- [TASK TO COMPLETE] Please copy out the records below, swapping every "code-token" for "code-fragment" and leaving everything else unchanged.

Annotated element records
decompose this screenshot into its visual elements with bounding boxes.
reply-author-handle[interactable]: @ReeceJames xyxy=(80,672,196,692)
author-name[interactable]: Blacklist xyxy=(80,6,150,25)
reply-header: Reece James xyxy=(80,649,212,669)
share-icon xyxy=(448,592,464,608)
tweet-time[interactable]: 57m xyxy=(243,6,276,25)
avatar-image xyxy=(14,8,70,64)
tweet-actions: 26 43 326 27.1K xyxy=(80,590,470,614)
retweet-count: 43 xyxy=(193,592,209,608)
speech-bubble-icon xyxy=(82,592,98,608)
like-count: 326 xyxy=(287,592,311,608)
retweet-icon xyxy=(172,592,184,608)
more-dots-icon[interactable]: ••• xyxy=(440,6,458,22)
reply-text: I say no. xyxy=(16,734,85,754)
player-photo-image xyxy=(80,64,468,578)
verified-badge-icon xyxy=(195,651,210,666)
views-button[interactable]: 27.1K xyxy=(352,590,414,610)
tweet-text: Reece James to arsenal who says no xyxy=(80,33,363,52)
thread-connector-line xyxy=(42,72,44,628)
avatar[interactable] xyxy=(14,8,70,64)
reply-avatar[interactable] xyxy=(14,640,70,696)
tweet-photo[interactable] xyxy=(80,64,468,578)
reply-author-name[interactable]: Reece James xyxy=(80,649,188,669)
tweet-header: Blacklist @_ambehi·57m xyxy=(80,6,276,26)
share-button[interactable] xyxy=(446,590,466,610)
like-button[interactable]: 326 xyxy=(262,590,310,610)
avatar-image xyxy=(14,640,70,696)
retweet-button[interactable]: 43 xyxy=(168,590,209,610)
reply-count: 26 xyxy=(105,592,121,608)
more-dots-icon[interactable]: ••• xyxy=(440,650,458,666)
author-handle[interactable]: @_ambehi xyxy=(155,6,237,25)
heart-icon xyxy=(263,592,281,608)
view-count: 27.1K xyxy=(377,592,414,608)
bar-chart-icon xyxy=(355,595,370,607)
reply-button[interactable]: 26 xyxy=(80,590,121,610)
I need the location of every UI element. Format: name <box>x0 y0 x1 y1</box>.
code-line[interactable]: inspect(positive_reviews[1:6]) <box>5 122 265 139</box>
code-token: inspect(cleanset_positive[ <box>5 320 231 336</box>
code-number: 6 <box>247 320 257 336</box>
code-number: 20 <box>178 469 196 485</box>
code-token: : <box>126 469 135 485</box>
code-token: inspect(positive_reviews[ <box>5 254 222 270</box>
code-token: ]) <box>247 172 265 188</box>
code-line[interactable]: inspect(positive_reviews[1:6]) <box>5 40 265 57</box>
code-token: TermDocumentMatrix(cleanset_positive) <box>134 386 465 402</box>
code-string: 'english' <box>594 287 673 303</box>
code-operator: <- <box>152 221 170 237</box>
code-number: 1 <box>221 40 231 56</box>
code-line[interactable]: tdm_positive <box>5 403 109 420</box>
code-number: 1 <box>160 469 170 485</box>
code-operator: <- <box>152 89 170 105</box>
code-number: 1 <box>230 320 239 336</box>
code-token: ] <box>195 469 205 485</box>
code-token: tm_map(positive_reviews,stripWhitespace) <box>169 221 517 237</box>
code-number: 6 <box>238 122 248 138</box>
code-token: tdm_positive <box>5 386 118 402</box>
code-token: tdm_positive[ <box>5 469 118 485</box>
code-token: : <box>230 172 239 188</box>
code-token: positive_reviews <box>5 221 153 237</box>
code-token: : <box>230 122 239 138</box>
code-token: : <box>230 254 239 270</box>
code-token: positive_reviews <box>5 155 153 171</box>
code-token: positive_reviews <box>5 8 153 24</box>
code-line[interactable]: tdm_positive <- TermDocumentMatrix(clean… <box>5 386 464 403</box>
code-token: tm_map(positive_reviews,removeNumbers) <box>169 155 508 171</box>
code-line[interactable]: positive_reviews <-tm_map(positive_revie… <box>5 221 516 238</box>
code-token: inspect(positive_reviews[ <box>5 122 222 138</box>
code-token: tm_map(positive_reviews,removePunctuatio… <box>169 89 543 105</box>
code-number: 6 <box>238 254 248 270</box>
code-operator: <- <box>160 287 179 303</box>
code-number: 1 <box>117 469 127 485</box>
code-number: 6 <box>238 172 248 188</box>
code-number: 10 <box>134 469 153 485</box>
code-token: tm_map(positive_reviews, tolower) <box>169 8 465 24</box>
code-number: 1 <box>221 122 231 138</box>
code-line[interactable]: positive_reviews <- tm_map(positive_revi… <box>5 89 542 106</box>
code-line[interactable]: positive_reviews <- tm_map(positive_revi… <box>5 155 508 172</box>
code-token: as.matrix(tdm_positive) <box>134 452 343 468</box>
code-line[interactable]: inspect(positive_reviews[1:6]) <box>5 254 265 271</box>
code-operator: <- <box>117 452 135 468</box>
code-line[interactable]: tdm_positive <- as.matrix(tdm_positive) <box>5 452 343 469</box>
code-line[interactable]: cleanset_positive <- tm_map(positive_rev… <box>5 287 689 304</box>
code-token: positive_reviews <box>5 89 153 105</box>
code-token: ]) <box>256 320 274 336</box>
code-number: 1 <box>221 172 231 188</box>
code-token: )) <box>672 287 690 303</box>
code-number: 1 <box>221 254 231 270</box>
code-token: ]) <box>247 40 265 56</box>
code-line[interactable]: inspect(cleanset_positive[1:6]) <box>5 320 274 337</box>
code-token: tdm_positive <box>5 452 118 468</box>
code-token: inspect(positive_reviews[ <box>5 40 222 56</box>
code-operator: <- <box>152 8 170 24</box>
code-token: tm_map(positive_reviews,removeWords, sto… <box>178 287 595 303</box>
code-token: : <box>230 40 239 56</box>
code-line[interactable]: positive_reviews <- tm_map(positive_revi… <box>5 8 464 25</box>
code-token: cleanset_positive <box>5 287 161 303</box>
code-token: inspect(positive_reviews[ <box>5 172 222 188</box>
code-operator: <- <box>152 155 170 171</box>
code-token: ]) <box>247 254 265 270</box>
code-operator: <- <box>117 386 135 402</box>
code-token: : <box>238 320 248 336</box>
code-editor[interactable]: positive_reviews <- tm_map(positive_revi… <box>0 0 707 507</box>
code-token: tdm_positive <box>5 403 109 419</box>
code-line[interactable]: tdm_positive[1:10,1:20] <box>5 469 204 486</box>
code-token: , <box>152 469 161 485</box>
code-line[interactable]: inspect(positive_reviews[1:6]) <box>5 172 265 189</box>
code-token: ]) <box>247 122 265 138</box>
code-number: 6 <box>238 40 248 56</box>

- [RESULT OF THE EXERCISE]
decompose this screenshot into its visual elements with bounding boxes.
reply-author-handle[interactable]: @ReeceJames xyxy=(80,672,196,692)
author-name[interactable]: Blacklist xyxy=(80,6,150,25)
reply-header: Reece James xyxy=(80,649,212,669)
share-icon xyxy=(448,592,464,608)
tweet-time[interactable]: 57m xyxy=(243,6,276,25)
avatar-image xyxy=(14,8,70,64)
tweet-actions: 26 43 326 27.1K xyxy=(80,590,470,614)
retweet-count: 43 xyxy=(193,592,209,608)
speech-bubble-icon xyxy=(82,592,98,608)
like-count: 326 xyxy=(287,592,311,608)
retweet-icon xyxy=(172,592,184,608)
more-dots-icon[interactable]: ••• xyxy=(440,6,458,22)
reply-text: I say no. xyxy=(16,734,85,754)
player-photo-image xyxy=(80,64,468,578)
verified-badge-icon xyxy=(195,651,210,666)
views-button[interactable]: 27.1K xyxy=(352,590,414,610)
tweet-text: Reece James to arsenal who says no xyxy=(80,33,363,52)
thread-connector-line xyxy=(42,72,44,628)
avatar[interactable] xyxy=(14,8,70,64)
reply-avatar[interactable] xyxy=(14,640,70,696)
tweet-photo[interactable] xyxy=(80,64,468,578)
reply-author-name[interactable]: Reece James xyxy=(80,649,188,669)
tweet-header: Blacklist @_ambehi·57m xyxy=(80,6,276,26)
share-button[interactable] xyxy=(446,590,466,610)
like-button[interactable]: 326 xyxy=(262,590,310,610)
avatar-image xyxy=(14,640,70,696)
retweet-button[interactable]: 43 xyxy=(168,590,209,610)
reply-count: 26 xyxy=(105,592,121,608)
more-dots-icon[interactable]: ••• xyxy=(440,650,458,666)
author-handle[interactable]: @_ambehi xyxy=(155,6,237,25)
heart-icon xyxy=(263,592,281,608)
view-count: 27.1K xyxy=(377,592,414,608)
bar-chart-icon xyxy=(355,595,370,607)
reply-button[interactable]: 26 xyxy=(80,590,121,610)
I need the location of every UI element. Format: name <box>x0 y0 x1 y1</box>.
code-line[interactable]: inspect(positive_reviews[1:6]) <box>5 122 265 139</box>
code-fragment: inspect(cleanset_positive[ <box>5 320 231 336</box>
code-number: 6 <box>247 320 257 336</box>
code-number: 20 <box>178 469 196 485</box>
code-fragment: : <box>126 469 135 485</box>
code-fragment: inspect(positive_reviews[ <box>5 254 222 270</box>
code-fragment: ]) <box>247 172 265 188</box>
code-line[interactable]: inspect(positive_reviews[1:6]) <box>5 40 265 57</box>
code-fragment: TermDocumentMatrix(cleanset_positive) <box>134 386 465 402</box>
code-string: 'english' <box>594 287 673 303</box>
code-operator: <- <box>152 221 170 237</box>
code-number: 1 <box>221 40 231 56</box>
code-line[interactable]: tdm_positive <box>5 403 109 420</box>
code-number: 1 <box>160 469 170 485</box>
code-operator: <- <box>152 89 170 105</box>
code-number: 1 <box>230 320 239 336</box>
code-fragment: ] <box>195 469 205 485</box>
code-fragment: tm_map(positive_reviews,stripWhitespace) <box>169 221 517 237</box>
code-number: 6 <box>238 122 248 138</box>
code-fragment: tdm_positive <box>5 386 118 402</box>
code-fragment: tdm_positive[ <box>5 469 118 485</box>
code-fragment: : <box>230 172 239 188</box>
code-fragment: positive_reviews <box>5 221 153 237</box>
code-fragment: : <box>230 122 239 138</box>
code-fragment: : <box>230 254 239 270</box>
code-fragment: positive_reviews <box>5 155 153 171</box>
code-fragment: positive_reviews <box>5 8 153 24</box>
code-line[interactable]: tdm_positive <- TermDocumentMatrix(clean… <box>5 386 464 403</box>
code-fragment: tm_map(positive_reviews,removeNumbers) <box>169 155 508 171</box>
code-line[interactable]: positive_reviews <-tm_map(positive_revie… <box>5 221 516 238</box>
code-fragment: inspect(positive_reviews[ <box>5 122 222 138</box>
code-fragment: tm_map(positive_reviews,removePunctuatio… <box>169 89 543 105</box>
code-number: 6 <box>238 254 248 270</box>
code-operator: <- <box>160 287 179 303</box>
code-number: 1 <box>117 469 127 485</box>
code-number: 6 <box>238 172 248 188</box>
code-number: 10 <box>134 469 153 485</box>
code-fragment: tm_map(positive_reviews, tolower) <box>169 8 465 24</box>
code-number: 1 <box>221 122 231 138</box>
code-line[interactable]: positive_reviews <- tm_map(positive_revi… <box>5 89 542 106</box>
code-line[interactable]: positive_reviews <- tm_map(positive_revi… <box>5 155 508 172</box>
code-fragment: as.matrix(tdm_positive) <box>134 452 343 468</box>
code-line[interactable]: inspect(positive_reviews[1:6]) <box>5 254 265 271</box>
code-operator: <- <box>117 452 135 468</box>
code-line[interactable]: tdm_positive <- as.matrix(tdm_positive) <box>5 452 343 469</box>
code-line[interactable]: cleanset_positive <- tm_map(positive_rev… <box>5 287 689 304</box>
code-fragment: positive_reviews <box>5 89 153 105</box>
code-fragment: ]) <box>256 320 274 336</box>
code-number: 1 <box>221 172 231 188</box>
code-fragment: )) <box>672 287 690 303</box>
code-number: 1 <box>221 254 231 270</box>
code-fragment: ]) <box>247 40 265 56</box>
code-line[interactable]: inspect(cleanset_positive[1:6]) <box>5 320 274 337</box>
code-fragment: tdm_positive <box>5 452 118 468</box>
code-fragment: inspect(positive_reviews[ <box>5 40 222 56</box>
code-operator: <- <box>152 8 170 24</box>
code-fragment: tm_map(positive_reviews,removeWords, sto… <box>178 287 595 303</box>
code-fragment: : <box>230 40 239 56</box>
code-line[interactable]: positive_reviews <- tm_map(positive_revi… <box>5 8 464 25</box>
code-fragment: cleanset_positive <box>5 287 161 303</box>
code-fragment: inspect(positive_reviews[ <box>5 172 222 188</box>
code-operator: <- <box>152 155 170 171</box>
code-fragment: ]) <box>247 254 265 270</box>
code-operator: <- <box>117 386 135 402</box>
code-fragment: : <box>238 320 248 336</box>
code-editor[interactable]: positive_reviews <- tm_map(positive_revi… <box>0 0 707 507</box>
code-fragment: tdm_positive <box>5 403 109 419</box>
code-line[interactable]: tdm_positive[1:10,1:20] <box>5 469 204 486</box>
code-fragment: , <box>152 469 161 485</box>
code-line[interactable]: inspect(positive_reviews[1:6]) <box>5 172 265 189</box>
code-fragment: ]) <box>247 122 265 138</box>
code-number: 6 <box>238 40 248 56</box>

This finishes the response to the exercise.